__Problem statement__
Repeat each line of the material below exactly as it appears, minus any pictures.

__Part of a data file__
+--
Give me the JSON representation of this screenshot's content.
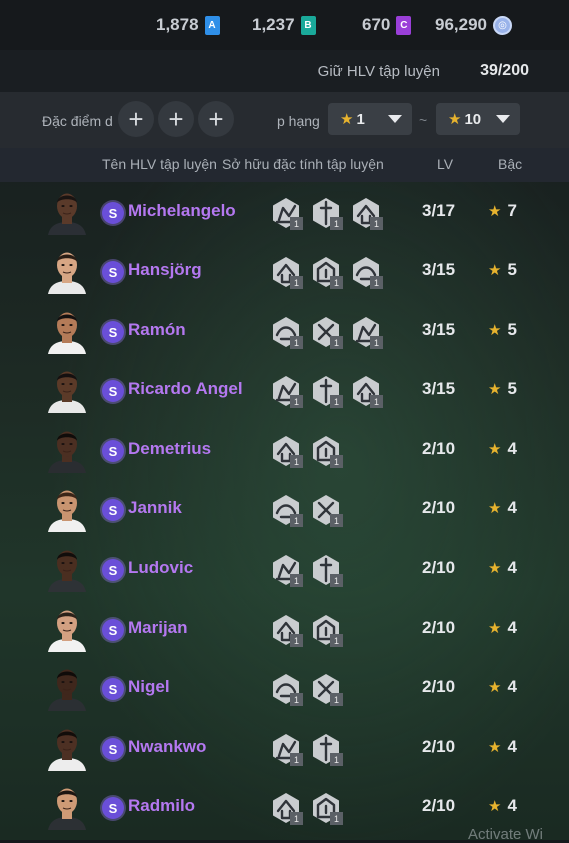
{
  "currencies": [
    {
      "value": "1,878",
      "badge": "A",
      "color": "#2f8fe8"
    },
    {
      "value": "1,237",
      "badge": "B",
      "color": "#1aa99a"
    },
    {
      "value": "670",
      "badge": "C",
      "color": "#9a3fd8"
    },
    {
      "value": "96,290",
      "badge": "",
      "color": "#9ab3ea",
      "icon": "coin-icon"
    }
  ],
  "capacity": {
    "label": "Giữ HLV tập luyện",
    "value": "39/200"
  },
  "filters": {
    "trait_label": "Đặc điểm d",
    "rank_label": "p hạng",
    "from_value": "1",
    "to_value": "10",
    "separator": "~"
  },
  "columns": {
    "name": "Tên HLV tập luyện",
    "traits": "Sở hữu đặc tính tập luyện",
    "lv": "LV",
    "grade": "Bậc"
  },
  "coaches": [
    {
      "name": "Michelangelo",
      "lv": "3/17",
      "grade": "7",
      "traits": [
        "1",
        "1",
        "1"
      ],
      "skin": "#5a3a2a",
      "hair": "#1a1412",
      "shirt": "#2b2f35"
    },
    {
      "name": "Hansjörg",
      "lv": "3/15",
      "grade": "5",
      "traits": [
        "1",
        "1",
        "1"
      ],
      "skin": "#d7a684",
      "hair": "#2a1d15",
      "shirt": "#e9e9e9"
    },
    {
      "name": "Ramón",
      "lv": "3/15",
      "grade": "5",
      "traits": [
        "1",
        "1",
        "1"
      ],
      "skin": "#b47b58",
      "hair": "#141010",
      "shirt": "#f1f1f1"
    },
    {
      "name": "Ricardo Angel",
      "lv": "3/15",
      "grade": "5",
      "traits": [
        "1",
        "1",
        "1"
      ],
      "skin": "#5b3a28",
      "hair": "#151010",
      "shirt": "#e8e8e8"
    },
    {
      "name": "Demetrius",
      "lv": "2/10",
      "grade": "4",
      "traits": [
        "1",
        "1"
      ],
      "skin": "#4b2f22",
      "hair": "#100c0a",
      "shirt": "#2a2d31"
    },
    {
      "name": "Jannik",
      "lv": "2/10",
      "grade": "4",
      "traits": [
        "1",
        "1"
      ],
      "skin": "#c89470",
      "hair": "#3a2518",
      "shirt": "#f0f0f0"
    },
    {
      "name": "Ludovic",
      "lv": "2/10",
      "grade": "4",
      "traits": [
        "1",
        "1"
      ],
      "skin": "#4a2e20",
      "hair": "#110d0b",
      "shirt": "#2e3236"
    },
    {
      "name": "Marijan",
      "lv": "2/10",
      "grade": "4",
      "traits": [
        "1",
        "1"
      ],
      "skin": "#d3a081",
      "hair": "#2b2119",
      "shirt": "#f2f2f2"
    },
    {
      "name": "Nigel",
      "lv": "2/10",
      "grade": "4",
      "traits": [
        "1",
        "1"
      ],
      "skin": "#3f271c",
      "hair": "#0f0b09",
      "shirt": "#2b2f33"
    },
    {
      "name": "Nwankwo",
      "lv": "2/10",
      "grade": "4",
      "traits": [
        "1",
        "1"
      ],
      "skin": "#4d3023",
      "hair": "#120d0a",
      "shirt": "#ededed"
    },
    {
      "name": "Radmilo",
      "lv": "2/10",
      "grade": "4",
      "traits": [
        "1",
        "1"
      ],
      "skin": "#cf9b76",
      "hair": "#1c1511",
      "shirt": "#2c3034"
    }
  ],
  "watermark": "Activate Wi"
}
+--
__Result of the task__
Give me the JSON representation of this screenshot's content.
{
  "currencies": [
    {
      "value": "1,878",
      "badge": "A",
      "color": "#2f8fe8"
    },
    {
      "value": "1,237",
      "badge": "B",
      "color": "#1aa99a"
    },
    {
      "value": "670",
      "badge": "C",
      "color": "#9a3fd8"
    },
    {
      "value": "96,290",
      "badge": "",
      "color": "#9ab3ea",
      "icon": "coin-icon"
    }
  ],
  "capacity": {
    "label": "Giữ HLV tập luyện",
    "value": "39/200"
  },
  "filters": {
    "trait_label": "Đặc điểm d",
    "rank_label": "p hạng",
    "from_value": "1",
    "to_value": "10",
    "separator": "~"
  },
  "columns": {
    "name": "Tên HLV tập luyện",
    "traits": "Sở hữu đặc tính tập luyện",
    "lv": "LV",
    "grade": "Bậc"
  },
  "coaches": [
    {
      "name": "Michelangelo",
      "lv": "3/17",
      "grade": "7",
      "traits": [
        "1",
        "1",
        "1"
      ],
      "skin": "#5a3a2a",
      "hair": "#1a1412",
      "shirt": "#2b2f35"
    },
    {
      "name": "Hansjörg",
      "lv": "3/15",
      "grade": "5",
      "traits": [
        "1",
        "1",
        "1"
      ],
      "skin": "#d7a684",
      "hair": "#2a1d15",
      "shirt": "#e9e9e9"
    },
    {
      "name": "Ramón",
      "lv": "3/15",
      "grade": "5",
      "traits": [
        "1",
        "1",
        "1"
      ],
      "skin": "#b47b58",
      "hair": "#141010",
      "shirt": "#f1f1f1"
    },
    {
      "name": "Ricardo Angel",
      "lv": "3/15",
      "grade": "5",
      "traits": [
        "1",
        "1",
        "1"
      ],
      "skin": "#5b3a28",
      "hair": "#151010",
      "shirt": "#e8e8e8"
    },
    {
      "name": "Demetrius",
      "lv": "2/10",
      "grade": "4",
      "traits": [
        "1",
        "1"
      ],
      "skin": "#4b2f22",
      "hair": "#100c0a",
      "shirt": "#2a2d31"
    },
    {
      "name": "Jannik",
      "lv": "2/10",
      "grade": "4",
      "traits": [
        "1",
        "1"
      ],
      "skin": "#c89470",
      "hair": "#3a2518",
      "shirt": "#f0f0f0"
    },
    {
      "name": "Ludovic",
      "lv": "2/10",
      "grade": "4",
      "traits": [
        "1",
        "1"
      ],
      "skin": "#4a2e20",
      "hair": "#110d0b",
      "shirt": "#2e3236"
    },
    {
      "name": "Marijan",
      "lv": "2/10",
      "grade": "4",
      "traits": [
        "1",
        "1"
      ],
      "skin": "#d3a081",
      "hair": "#2b2119",
      "shirt": "#f2f2f2"
    },
    {
      "name": "Nigel",
      "lv": "2/10",
      "grade": "4",
      "traits": [
        "1",
        "1"
      ],
      "skin": "#3f271c",
      "hair": "#0f0b09",
      "shirt": "#2b2f33"
    },
    {
      "name": "Nwankwo",
      "lv": "2/10",
      "grade": "4",
      "traits": [
        "1",
        "1"
      ],
      "skin": "#4d3023",
      "hair": "#120d0a",
      "shirt": "#ededed"
    },
    {
      "name": "Radmilo",
      "lv": "2/10",
      "grade": "4",
      "traits": [
        "1",
        "1"
      ],
      "skin": "#cf9b76",
      "hair": "#1c1511",
      "shirt": "#2c3034"
    }
  ],
  "watermark": "Activate Wi"
}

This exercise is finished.